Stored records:
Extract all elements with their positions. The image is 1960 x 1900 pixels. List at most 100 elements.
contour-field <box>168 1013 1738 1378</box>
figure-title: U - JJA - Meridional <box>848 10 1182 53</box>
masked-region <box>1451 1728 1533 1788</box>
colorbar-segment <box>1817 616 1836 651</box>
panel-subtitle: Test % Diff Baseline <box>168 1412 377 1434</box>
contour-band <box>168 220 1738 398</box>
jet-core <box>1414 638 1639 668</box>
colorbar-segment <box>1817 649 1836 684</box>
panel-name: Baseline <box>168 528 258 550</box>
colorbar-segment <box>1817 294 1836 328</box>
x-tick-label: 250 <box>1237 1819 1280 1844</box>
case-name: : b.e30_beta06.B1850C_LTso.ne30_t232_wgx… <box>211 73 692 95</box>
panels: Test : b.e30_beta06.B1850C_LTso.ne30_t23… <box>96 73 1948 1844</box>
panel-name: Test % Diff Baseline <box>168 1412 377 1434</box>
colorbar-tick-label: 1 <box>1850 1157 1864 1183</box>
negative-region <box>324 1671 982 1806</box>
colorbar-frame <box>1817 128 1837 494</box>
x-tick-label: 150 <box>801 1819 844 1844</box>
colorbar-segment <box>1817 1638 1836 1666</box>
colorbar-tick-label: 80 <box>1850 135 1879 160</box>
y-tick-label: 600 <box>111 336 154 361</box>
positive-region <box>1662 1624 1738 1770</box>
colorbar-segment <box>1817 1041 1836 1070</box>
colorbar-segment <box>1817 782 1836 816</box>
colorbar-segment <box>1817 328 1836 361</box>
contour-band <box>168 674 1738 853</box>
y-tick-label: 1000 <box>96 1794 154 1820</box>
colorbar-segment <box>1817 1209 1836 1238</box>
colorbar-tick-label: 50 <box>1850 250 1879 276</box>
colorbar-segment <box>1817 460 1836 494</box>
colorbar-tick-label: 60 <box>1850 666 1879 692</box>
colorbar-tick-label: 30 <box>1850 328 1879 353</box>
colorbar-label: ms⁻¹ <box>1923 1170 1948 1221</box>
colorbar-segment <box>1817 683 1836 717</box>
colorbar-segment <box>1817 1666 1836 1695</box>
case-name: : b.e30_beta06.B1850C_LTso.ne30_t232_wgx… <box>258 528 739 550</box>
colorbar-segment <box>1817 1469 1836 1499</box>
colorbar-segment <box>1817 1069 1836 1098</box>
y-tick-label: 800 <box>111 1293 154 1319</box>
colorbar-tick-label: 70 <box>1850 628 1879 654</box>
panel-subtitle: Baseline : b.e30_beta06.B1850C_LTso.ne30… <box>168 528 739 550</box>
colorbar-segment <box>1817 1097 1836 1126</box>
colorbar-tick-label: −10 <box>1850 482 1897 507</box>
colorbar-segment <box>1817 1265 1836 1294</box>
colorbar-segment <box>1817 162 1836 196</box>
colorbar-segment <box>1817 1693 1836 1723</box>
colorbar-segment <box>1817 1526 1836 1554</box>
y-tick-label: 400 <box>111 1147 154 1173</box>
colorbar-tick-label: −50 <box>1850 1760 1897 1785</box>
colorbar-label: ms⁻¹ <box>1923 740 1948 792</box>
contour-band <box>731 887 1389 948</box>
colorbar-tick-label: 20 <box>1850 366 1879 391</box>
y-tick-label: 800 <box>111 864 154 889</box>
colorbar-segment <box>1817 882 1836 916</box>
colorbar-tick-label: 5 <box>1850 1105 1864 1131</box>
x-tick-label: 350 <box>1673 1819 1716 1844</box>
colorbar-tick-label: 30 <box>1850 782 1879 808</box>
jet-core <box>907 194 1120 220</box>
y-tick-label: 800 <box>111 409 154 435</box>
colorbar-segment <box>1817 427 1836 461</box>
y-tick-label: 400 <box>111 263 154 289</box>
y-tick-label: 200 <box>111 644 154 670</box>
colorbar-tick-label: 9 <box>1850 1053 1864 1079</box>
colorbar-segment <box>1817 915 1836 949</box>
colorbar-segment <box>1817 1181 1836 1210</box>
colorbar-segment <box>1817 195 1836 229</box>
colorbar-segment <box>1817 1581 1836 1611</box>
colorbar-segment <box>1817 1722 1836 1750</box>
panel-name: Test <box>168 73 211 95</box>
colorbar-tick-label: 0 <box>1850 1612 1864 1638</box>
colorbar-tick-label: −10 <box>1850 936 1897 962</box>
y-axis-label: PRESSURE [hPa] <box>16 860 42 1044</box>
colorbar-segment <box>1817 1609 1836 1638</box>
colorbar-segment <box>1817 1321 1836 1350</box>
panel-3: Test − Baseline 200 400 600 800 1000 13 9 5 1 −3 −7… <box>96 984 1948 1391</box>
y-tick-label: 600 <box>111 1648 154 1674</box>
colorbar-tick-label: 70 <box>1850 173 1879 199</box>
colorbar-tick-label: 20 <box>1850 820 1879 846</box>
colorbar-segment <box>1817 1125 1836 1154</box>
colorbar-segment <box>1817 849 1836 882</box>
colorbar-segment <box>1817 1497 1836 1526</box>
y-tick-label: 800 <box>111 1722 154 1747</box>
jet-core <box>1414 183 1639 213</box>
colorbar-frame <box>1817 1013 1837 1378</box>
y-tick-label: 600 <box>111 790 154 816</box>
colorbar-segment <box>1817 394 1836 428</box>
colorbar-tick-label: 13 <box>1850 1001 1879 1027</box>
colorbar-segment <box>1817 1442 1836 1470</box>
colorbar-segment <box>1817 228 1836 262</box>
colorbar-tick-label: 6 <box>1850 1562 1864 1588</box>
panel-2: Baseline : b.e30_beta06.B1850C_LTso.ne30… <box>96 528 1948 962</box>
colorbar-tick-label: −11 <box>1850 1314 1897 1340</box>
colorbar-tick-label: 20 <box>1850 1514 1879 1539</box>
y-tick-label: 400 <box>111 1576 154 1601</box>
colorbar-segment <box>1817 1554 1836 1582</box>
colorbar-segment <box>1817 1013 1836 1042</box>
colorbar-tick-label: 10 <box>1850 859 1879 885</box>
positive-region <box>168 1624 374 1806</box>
--
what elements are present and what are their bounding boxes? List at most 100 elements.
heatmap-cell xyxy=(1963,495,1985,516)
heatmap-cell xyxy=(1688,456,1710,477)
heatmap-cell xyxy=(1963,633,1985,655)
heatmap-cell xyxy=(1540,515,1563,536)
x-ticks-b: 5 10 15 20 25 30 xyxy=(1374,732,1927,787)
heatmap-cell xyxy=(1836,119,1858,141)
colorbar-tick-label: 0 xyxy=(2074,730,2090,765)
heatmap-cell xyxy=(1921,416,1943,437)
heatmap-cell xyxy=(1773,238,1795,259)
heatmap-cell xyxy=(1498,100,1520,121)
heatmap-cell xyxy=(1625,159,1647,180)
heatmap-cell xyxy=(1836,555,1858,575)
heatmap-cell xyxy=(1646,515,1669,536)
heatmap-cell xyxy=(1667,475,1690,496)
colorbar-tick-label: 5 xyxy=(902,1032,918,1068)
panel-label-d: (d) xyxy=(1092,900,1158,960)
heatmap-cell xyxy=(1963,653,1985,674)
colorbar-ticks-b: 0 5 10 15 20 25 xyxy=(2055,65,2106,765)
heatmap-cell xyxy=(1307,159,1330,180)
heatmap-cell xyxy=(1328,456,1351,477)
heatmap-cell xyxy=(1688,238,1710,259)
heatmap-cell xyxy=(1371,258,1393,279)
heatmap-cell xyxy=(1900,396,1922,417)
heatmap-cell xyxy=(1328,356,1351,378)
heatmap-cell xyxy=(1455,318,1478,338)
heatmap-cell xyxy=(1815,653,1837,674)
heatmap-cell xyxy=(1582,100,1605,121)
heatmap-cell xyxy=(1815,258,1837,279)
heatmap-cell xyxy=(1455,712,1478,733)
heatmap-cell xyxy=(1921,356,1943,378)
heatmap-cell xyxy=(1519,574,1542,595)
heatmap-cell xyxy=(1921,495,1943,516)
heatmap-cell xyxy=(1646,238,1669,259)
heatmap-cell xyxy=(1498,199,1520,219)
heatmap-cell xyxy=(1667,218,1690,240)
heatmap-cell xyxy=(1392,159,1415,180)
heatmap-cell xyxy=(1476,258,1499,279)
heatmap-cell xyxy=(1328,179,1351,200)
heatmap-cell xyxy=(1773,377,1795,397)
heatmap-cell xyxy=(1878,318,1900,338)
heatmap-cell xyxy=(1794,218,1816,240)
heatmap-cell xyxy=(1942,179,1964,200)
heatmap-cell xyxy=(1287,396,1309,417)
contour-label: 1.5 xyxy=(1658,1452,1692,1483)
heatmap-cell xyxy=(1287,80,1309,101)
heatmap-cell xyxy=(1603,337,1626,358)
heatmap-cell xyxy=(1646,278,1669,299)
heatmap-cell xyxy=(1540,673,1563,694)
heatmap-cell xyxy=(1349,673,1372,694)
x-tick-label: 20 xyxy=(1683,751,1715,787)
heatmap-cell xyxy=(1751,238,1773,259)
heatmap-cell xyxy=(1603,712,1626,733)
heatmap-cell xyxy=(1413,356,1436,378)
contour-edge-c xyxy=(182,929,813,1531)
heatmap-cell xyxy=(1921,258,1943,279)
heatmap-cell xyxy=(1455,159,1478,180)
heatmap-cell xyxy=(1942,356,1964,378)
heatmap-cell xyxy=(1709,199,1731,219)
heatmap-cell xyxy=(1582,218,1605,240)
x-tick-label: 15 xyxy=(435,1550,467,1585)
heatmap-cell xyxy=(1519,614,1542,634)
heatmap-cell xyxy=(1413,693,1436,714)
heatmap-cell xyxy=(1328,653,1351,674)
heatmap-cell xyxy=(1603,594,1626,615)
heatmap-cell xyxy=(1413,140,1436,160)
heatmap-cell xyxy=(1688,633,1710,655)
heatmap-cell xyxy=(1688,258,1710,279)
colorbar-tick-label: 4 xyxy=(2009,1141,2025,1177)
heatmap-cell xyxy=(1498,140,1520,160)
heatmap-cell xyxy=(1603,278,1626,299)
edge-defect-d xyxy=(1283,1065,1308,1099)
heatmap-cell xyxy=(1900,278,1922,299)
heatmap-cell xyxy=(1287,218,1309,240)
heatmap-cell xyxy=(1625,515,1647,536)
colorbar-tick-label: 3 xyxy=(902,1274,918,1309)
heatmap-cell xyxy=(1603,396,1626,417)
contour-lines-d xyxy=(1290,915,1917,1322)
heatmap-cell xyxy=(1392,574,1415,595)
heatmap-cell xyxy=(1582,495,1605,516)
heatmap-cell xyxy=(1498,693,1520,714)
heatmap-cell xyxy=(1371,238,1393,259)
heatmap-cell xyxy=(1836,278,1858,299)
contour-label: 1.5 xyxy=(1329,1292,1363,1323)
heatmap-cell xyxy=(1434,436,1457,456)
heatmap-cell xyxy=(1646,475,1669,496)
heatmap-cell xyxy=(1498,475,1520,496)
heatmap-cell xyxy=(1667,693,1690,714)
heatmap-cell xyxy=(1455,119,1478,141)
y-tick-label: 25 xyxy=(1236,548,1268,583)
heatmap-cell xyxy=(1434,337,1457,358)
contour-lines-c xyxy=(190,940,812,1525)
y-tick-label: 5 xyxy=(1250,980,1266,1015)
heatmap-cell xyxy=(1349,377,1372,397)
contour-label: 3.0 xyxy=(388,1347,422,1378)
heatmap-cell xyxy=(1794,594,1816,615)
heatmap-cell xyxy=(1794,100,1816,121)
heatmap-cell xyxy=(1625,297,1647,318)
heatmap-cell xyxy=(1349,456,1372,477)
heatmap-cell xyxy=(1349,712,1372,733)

- Exercise instructions: Starting at the line containing "what elements are" and ending after the line containing "heatmap-cell xyxy=(1413,356,1436,378)", substitute "grid-cell" for every occurrence of "heatmap-cell" in the data and reproduce those lines with all else unchanged.

- Completed exercise:
what elements are present and what are their bounding boxes? List at most 100 elements.
grid-cell xyxy=(1963,495,1985,516)
grid-cell xyxy=(1688,456,1710,477)
grid-cell xyxy=(1963,633,1985,655)
grid-cell xyxy=(1540,515,1563,536)
x-ticks-b: 5 10 15 20 25 30 xyxy=(1374,732,1927,787)
grid-cell xyxy=(1836,119,1858,141)
colorbar-tick-label: 0 xyxy=(2074,730,2090,765)
grid-cell xyxy=(1921,416,1943,437)
grid-cell xyxy=(1773,238,1795,259)
grid-cell xyxy=(1498,100,1520,121)
grid-cell xyxy=(1625,159,1647,180)
grid-cell xyxy=(1836,555,1858,575)
grid-cell xyxy=(1646,515,1669,536)
grid-cell xyxy=(1667,475,1690,496)
colorbar-tick-label: 5 xyxy=(902,1032,918,1068)
panel-label-d: (d) xyxy=(1092,900,1158,960)
grid-cell xyxy=(1963,653,1985,674)
colorbar-ticks-b: 0 5 10 15 20 25 xyxy=(2055,65,2106,765)
grid-cell xyxy=(1307,159,1330,180)
grid-cell xyxy=(1328,456,1351,477)
grid-cell xyxy=(1688,238,1710,259)
grid-cell xyxy=(1371,258,1393,279)
grid-cell xyxy=(1900,396,1922,417)
grid-cell xyxy=(1328,356,1351,378)
grid-cell xyxy=(1455,318,1478,338)
grid-cell xyxy=(1815,653,1837,674)
grid-cell xyxy=(1582,100,1605,121)
grid-cell xyxy=(1815,258,1837,279)
grid-cell xyxy=(1455,712,1478,733)
grid-cell xyxy=(1921,356,1943,378)
grid-cell xyxy=(1519,574,1542,595)
grid-cell xyxy=(1921,495,1943,516)
grid-cell xyxy=(1646,238,1669,259)
grid-cell xyxy=(1498,199,1520,219)
grid-cell xyxy=(1667,218,1690,240)
grid-cell xyxy=(1392,159,1415,180)
grid-cell xyxy=(1476,258,1499,279)
grid-cell xyxy=(1328,179,1351,200)
grid-cell xyxy=(1773,377,1795,397)
grid-cell xyxy=(1878,318,1900,338)
grid-cell xyxy=(1794,218,1816,240)
grid-cell xyxy=(1942,179,1964,200)
grid-cell xyxy=(1287,396,1309,417)
contour-label: 1.5 xyxy=(1658,1452,1692,1483)
grid-cell xyxy=(1287,80,1309,101)
grid-cell xyxy=(1603,337,1626,358)
grid-cell xyxy=(1646,278,1669,299)
grid-cell xyxy=(1540,673,1563,694)
grid-cell xyxy=(1349,673,1372,694)
x-tick-label: 20 xyxy=(1683,751,1715,787)
grid-cell xyxy=(1751,238,1773,259)
grid-cell xyxy=(1603,712,1626,733)
grid-cell xyxy=(1413,356,1436,378)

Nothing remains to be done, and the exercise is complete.